SOURCE EXCERPT
The models we have presented in this book explain long-run economic growth as a result of the accumulation of physical and human capital and technological change. Then why don’t all countries adopt policies that are friendly to such processes? If they did, then the large differences in per capita income between the developed and less-developed world would gradually disappear.

One of the reasons that has been put forward, along with geography and cultural differences, is the role of institutions. The role of institutions has been emphasized by economic historians for a long time, as they have treated the accumulation of physical and human capital and technological progress as only the proximate and not the fundamental determinants of long-run economic growth. As North and Thomas [1973, p. 2] put it: “the factors we have listed (innovation, economies of scale, education, capital accumulation, etc.) are not causes of growth; they are growth” (italics in original). Factor accumulation and innovation are only proximate causes of growth. In North and Thomas’s view, and in the view of many other economic historians, the fundamental explanation of comparative growth is differences in institutions. Of primary importance to economic outcomes are economic and political institutions, such as civil and property rights, the existence and the imperfections of markets, the nature of the political system, and so forth.

TASKS TO PERFORM
1. Could you shorten the paragraph beginning "One of the reasons that has been put forward" from the excerpt on institutions and growth, keeping its main facts?
2. Would you write out the part of the excerpt on institutions and growth that opens with the words containing "The models we" and closes with "would gradually disappear."?

STORED DATA
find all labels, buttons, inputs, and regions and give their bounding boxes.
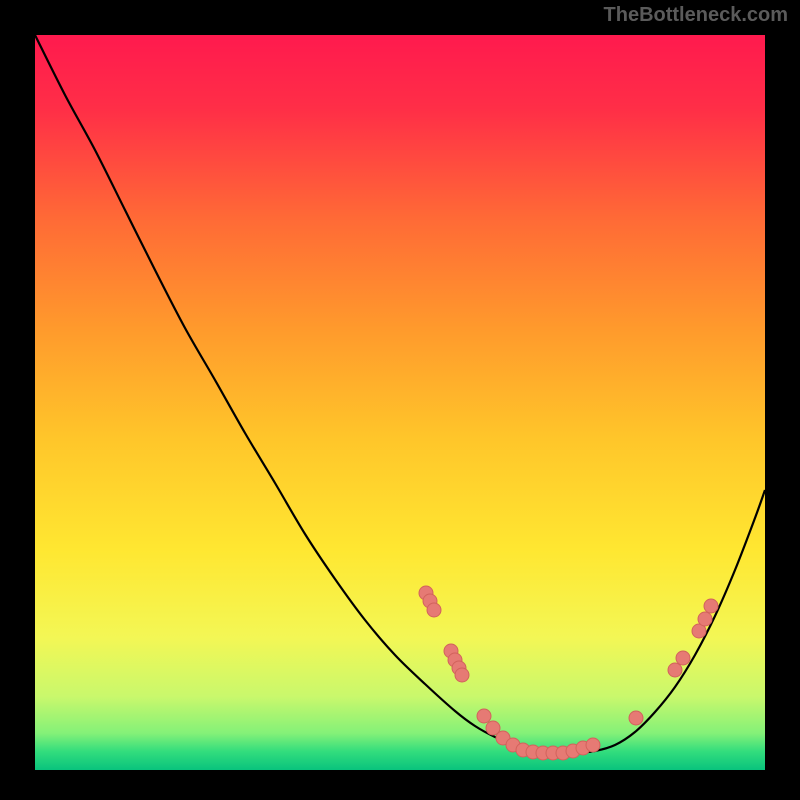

ANSWERS
1. Along with geography and cultural differences, institutions have been proposed as a reason why countries do not all adopt growth-friendly policies. Economic historians have long emphasized institutions. They treat the accumulation of physical and human capital and technological progress as only proximate determinants of long-run growth, not fundamental ones. North and Thomas [1973, p. 2] wrote that such factors "are not causes of growth; they are growth." In their view, and in that of many other economic historians, differences in institutions are the fundamental explanation of comparative growth. The most important of these are economic and political institutions, such as civil and property rights, the existence and imperfections of markets, and the nature of the political system.

2.
The models we have presented in this book explain long-run economic growth as a result of the accumulation of physical and human capital and technological change. Then why don’t all countries adopt policies that are friendly to such processes? If they did, then the large differences in per capita income between the developed and less-developed world would gradually disappear.